The task
Pull every line with "epithelial" from the entries below.

Given data

'''

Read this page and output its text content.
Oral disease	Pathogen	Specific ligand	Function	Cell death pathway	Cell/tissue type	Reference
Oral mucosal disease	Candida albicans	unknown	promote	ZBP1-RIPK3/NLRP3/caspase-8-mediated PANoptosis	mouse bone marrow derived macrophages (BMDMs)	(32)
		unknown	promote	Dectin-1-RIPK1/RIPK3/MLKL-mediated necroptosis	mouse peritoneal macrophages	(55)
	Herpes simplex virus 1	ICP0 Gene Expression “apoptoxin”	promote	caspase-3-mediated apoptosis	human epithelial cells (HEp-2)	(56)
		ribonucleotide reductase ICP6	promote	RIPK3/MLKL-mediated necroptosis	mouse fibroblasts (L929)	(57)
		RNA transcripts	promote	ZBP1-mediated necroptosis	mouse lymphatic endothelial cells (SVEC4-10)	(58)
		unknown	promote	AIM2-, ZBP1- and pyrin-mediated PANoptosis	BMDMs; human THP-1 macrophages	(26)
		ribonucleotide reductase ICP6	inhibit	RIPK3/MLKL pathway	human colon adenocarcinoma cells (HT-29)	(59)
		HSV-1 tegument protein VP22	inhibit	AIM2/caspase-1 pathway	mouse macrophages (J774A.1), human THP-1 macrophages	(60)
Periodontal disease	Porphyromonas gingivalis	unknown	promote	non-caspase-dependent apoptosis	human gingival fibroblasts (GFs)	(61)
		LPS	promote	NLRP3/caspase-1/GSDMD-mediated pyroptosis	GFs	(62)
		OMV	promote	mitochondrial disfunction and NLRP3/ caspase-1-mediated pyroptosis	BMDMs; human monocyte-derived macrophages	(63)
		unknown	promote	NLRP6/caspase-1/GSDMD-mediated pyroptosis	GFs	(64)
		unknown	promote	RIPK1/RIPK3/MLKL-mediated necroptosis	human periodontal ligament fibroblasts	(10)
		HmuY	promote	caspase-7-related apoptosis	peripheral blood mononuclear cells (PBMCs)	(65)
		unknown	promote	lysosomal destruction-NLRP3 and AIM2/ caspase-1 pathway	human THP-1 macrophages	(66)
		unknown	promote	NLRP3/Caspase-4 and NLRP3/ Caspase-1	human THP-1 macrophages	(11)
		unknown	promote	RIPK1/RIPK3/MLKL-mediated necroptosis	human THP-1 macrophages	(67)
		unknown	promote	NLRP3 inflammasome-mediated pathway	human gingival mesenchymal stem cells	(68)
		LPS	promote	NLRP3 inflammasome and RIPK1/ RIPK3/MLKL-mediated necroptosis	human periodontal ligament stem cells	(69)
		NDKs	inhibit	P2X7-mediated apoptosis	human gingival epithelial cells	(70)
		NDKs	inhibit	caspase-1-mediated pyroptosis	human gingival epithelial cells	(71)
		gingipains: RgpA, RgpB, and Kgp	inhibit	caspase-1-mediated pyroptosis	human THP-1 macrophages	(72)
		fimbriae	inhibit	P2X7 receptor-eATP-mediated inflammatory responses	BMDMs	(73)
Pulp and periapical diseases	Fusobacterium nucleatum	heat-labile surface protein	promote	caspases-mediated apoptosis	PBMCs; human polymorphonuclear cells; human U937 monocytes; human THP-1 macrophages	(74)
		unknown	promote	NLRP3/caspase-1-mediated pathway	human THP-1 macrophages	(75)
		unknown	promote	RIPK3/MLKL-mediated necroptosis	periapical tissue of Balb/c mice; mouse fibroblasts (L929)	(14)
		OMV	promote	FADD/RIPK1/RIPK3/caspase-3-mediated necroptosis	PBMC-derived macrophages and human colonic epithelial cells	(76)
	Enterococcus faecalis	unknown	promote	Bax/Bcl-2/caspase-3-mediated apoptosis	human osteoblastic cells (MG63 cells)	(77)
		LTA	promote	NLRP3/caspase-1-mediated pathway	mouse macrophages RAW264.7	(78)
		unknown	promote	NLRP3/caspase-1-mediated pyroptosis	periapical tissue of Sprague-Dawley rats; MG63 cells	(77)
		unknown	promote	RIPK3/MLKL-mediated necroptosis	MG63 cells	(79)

'''

Answer area
	Herpes simplex virus 1	ICP0 Gene Expression “apoptoxin”	promote	caspase-3-mediated apoptosis	human epithelial cells (HEp-2)	(56)
		NDKs	inhibit	P2X7-mediated apoptosis	human gingival epithelial cells	(70)
		NDKs	inhibit	caspase-1-mediated pyroptosis	human gingival epithelial cells	(71)
		OMV	promote	FADD/RIPK1/RIPK3/caspase-3-mediated necroptosis	PBMC-derived macrophages and human colonic epithelial cells	(76)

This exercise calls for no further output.